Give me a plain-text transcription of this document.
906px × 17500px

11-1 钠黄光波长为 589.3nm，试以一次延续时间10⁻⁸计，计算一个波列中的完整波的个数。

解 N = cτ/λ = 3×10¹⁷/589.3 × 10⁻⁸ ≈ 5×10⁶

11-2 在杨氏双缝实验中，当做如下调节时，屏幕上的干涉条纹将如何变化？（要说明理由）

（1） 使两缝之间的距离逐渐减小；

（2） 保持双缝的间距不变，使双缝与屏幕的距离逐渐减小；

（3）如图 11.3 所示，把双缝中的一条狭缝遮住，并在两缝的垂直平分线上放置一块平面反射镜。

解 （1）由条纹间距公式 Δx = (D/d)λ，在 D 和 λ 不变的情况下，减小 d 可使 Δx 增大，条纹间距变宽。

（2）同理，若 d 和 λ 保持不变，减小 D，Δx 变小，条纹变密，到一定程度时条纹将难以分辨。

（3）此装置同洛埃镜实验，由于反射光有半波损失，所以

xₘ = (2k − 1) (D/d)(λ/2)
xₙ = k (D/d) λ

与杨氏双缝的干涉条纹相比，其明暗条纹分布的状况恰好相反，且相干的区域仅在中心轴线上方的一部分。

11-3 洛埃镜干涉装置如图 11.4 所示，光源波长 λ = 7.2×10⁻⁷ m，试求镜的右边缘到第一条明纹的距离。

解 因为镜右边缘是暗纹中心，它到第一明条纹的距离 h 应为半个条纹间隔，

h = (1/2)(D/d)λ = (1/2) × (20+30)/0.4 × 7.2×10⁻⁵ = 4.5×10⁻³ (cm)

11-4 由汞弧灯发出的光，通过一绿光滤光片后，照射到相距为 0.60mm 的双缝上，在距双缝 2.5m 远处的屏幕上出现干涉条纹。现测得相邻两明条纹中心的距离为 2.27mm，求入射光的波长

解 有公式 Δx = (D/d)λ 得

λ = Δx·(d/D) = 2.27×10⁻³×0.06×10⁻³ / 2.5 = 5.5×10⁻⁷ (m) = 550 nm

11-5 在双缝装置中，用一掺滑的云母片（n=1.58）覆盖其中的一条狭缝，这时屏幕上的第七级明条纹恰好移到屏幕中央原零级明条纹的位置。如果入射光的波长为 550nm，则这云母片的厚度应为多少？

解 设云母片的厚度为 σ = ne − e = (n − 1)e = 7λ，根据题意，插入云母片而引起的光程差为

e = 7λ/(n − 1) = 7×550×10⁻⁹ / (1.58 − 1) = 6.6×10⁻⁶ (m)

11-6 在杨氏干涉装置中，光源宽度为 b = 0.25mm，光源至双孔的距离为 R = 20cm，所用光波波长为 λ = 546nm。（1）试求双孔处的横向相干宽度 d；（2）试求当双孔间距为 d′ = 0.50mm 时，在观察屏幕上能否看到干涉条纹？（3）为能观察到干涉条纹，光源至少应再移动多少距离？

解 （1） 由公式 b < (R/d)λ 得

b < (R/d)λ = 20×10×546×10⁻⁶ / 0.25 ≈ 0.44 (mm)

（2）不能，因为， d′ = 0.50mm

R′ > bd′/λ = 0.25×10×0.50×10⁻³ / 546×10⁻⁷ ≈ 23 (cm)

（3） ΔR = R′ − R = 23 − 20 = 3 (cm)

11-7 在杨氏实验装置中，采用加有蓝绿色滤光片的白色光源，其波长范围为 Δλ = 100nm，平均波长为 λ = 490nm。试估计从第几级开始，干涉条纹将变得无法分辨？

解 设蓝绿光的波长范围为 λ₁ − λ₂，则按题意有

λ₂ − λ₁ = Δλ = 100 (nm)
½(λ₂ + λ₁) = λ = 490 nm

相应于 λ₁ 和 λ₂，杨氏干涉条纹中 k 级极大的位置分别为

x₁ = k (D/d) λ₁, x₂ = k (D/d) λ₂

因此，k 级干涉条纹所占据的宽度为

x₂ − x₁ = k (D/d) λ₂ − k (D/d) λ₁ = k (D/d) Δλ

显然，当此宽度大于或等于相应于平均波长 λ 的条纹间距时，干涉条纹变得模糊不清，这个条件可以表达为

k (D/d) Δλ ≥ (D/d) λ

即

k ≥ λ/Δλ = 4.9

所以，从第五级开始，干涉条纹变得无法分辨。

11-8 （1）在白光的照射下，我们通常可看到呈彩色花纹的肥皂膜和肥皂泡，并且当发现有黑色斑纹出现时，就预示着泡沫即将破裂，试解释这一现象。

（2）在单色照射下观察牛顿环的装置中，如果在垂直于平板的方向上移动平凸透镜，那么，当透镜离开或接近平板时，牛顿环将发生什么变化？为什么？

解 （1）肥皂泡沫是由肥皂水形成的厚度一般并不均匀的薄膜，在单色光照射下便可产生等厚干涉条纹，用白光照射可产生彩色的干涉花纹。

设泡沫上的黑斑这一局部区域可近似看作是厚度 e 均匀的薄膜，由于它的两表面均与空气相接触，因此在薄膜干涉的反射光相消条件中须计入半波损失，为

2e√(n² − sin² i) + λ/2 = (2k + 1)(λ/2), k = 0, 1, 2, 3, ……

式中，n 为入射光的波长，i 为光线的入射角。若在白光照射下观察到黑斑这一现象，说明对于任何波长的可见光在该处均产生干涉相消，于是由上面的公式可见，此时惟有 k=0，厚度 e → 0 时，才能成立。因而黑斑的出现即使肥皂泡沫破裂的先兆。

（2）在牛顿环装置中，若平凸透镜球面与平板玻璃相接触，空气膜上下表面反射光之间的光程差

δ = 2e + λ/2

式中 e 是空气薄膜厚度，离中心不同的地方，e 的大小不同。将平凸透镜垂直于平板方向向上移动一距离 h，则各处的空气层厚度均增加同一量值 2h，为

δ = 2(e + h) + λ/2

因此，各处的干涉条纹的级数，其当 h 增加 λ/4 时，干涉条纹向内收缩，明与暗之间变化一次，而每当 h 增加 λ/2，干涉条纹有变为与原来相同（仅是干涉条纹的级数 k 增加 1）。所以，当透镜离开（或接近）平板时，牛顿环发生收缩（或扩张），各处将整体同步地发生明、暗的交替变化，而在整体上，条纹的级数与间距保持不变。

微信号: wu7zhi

_ _ _

The request:
Each record should come back exactly as written.

Full solution:
Give me a plain-text transcription of this document.
906px × 17500px

11-1 钠黄光波长为 589.3nm，试以一次延续时间10⁻⁸计，计算一个波列中的完整波的个数。

解 N = cτ/λ = 3×10¹⁷/589.3 × 10⁻⁸ ≈ 5×10⁶

11-2 在杨氏双缝实验中，当做如下调节时，屏幕上的干涉条纹将如何变化？（要说明理由）

（1） 使两缝之间的距离逐渐减小；

（2） 保持双缝的间距不变，使双缝与屏幕的距离逐渐减小；

（3）如图 11.3 所示，把双缝中的一条狭缝遮住，并在两缝的垂直平分线上放置一块平面反射镜。

解 （1）由条纹间距公式 Δx = (D/d)λ，在 D 和 λ 不变的情况下，减小 d 可使 Δx 增大，条纹间距变宽。

（2）同理，若 d 和 λ 保持不变，减小 D，Δx 变小，条纹变密，到一定程度时条纹将难以分辨。

（3）此装置同洛埃镜实验，由于反射光有半波损失，所以

xₘ = (2k − 1) (D/d)(λ/2)
xₙ = k (D/d) λ

与杨氏双缝的干涉条纹相比，其明暗条纹分布的状况恰好相反，且相干的区域仅在中心轴线上方的一部分。

11-3 洛埃镜干涉装置如图 11.4 所示，光源波长 λ = 7.2×10⁻⁷ m，试求镜的右边缘到第一条明纹的距离。

解 因为镜右边缘是暗纹中心，它到第一明条纹的距离 h 应为半个条纹间隔，

h = (1/2)(D/d)λ = (1/2) × (20+30)/0.4 × 7.2×10⁻⁵ = 4.5×10⁻³ (cm)

11-4 由汞弧灯发出的光，通过一绿光滤光片后，照射到相距为 0.60mm 的双缝上，在距双缝 2.5m 远处的屏幕上出现干涉条纹。现测得相邻两明条纹中心的距离为 2.27mm，求入射光的波长

解 有公式 Δx = (D/d)λ 得

λ = Δx·(d/D) = 2.27×10⁻³×0.06×10⁻³ / 2.5 = 5.5×10⁻⁷ (m) = 550 nm

11-5 在双缝装置中，用一掺滑的云母片（n=1.58）覆盖其中的一条狭缝，这时屏幕上的第七级明条纹恰好移到屏幕中央原零级明条纹的位置。如果入射光的波长为 550nm，则这云母片的厚度应为多少？

解 设云母片的厚度为 σ = ne − e = (n − 1)e = 7λ，根据题意，插入云母片而引起的光程差为

e = 7λ/(n − 1) = 7×550×10⁻⁹ / (1.58 − 1) = 6.6×10⁻⁶ (m)

11-6 在杨氏干涉装置中，光源宽度为 b = 0.25mm，光源至双孔的距离为 R = 20cm，所用光波波长为 λ = 546nm。（1）试求双孔处的横向相干宽度 d；（2）试求当双孔间距为 d′ = 0.50mm 时，在观察屏幕上能否看到干涉条纹？（3）为能观察到干涉条纹，光源至少应再移动多少距离？

解 （1） 由公式 b < (R/d)λ 得

b < (R/d)λ = 20×10×546×10⁻⁶ / 0.25 ≈ 0.44 (mm)

（2）不能，因为， d′ = 0.50mm

R′ > bd′/λ = 0.25×10×0.50×10⁻³ / 546×10⁻⁷ ≈ 23 (cm)

（3） ΔR = R′ − R = 23 − 20 = 3 (cm)

11-7 在杨氏实验装置中，采用加有蓝绿色滤光片的白色光源，其波长范围为 Δλ = 100nm，平均波长为 λ = 490nm。试估计从第几级开始，干涉条纹将变得无法分辨？

解 设蓝绿光的波长范围为 λ₁ − λ₂，则按题意有

λ₂ − λ₁ = Δλ = 100 (nm)
½(λ₂ + λ₁) = λ = 490 nm

相应于 λ₁ 和 λ₂，杨氏干涉条纹中 k 级极大的位置分别为

x₁ = k (D/d) λ₁, x₂ = k (D/d) λ₂

因此，k 级干涉条纹所占据的宽度为

x₂ − x₁ = k (D/d) λ₂ − k (D/d) λ₁ = k (D/d) Δλ

显然，当此宽度大于或等于相应于平均波长 λ 的条纹间距时，干涉条纹变得模糊不清，这个条件可以表达为

k (D/d) Δλ ≥ (D/d) λ

即

k ≥ λ/Δλ = 4.9

所以，从第五级开始，干涉条纹变得无法分辨。

11-8 （1）在白光的照射下，我们通常可看到呈彩色花纹的肥皂膜和肥皂泡，并且当发现有黑色斑纹出现时，就预示着泡沫即将破裂，试解释这一现象。

（2）在单色照射下观察牛顿环的装置中，如果在垂直于平板的方向上移动平凸透镜，那么，当透镜离开或接近平板时，牛顿环将发生什么变化？为什么？

解 （1）肥皂泡沫是由肥皂水形成的厚度一般并不均匀的薄膜，在单色光照射下便可产生等厚干涉条纹，用白光照射可产生彩色的干涉花纹。

设泡沫上的黑斑这一局部区域可近似看作是厚度 e 均匀的薄膜，由于它的两表面均与空气相接触，因此在薄膜干涉的反射光相消条件中须计入半波损失，为

2e√(n² − sin² i) + λ/2 = (2k + 1)(λ/2), k = 0, 1, 2, 3, ……

式中，n 为入射光的波长，i 为光线的入射角。若在白光照射下观察到黑斑这一现象，说明对于任何波长的可见光在该处均产生干涉相消，于是由上面的公式可见，此时惟有 k=0，厚度 e → 0 时，才能成立。因而黑斑的出现即使肥皂泡沫破裂的先兆。

（2）在牛顿环装置中，若平凸透镜球面与平板玻璃相接触，空气膜上下表面反射光之间的光程差

δ = 2e + λ/2

式中 e 是空气薄膜厚度，离中心不同的地方，e 的大小不同。将平凸透镜垂直于平板方向向上移动一距离 h，则各处的空气层厚度均增加同一量值 2h，为

δ = 2(e + h) + λ/2

因此，各处的干涉条纹的级数，其当 h 增加 λ/4 时，干涉条纹向内收缩，明与暗之间变化一次，而每当 h 增加 λ/2，干涉条纹有变为与原来相同（仅是干涉条纹的级数 k 增加 1）。所以，当透镜离开（或接近）平板时，牛顿环发生收缩（或扩张），各处将整体同步地发生明、暗的交替变化，而在整体上，条纹的级数与间距保持不变。

微信号: wu7zhi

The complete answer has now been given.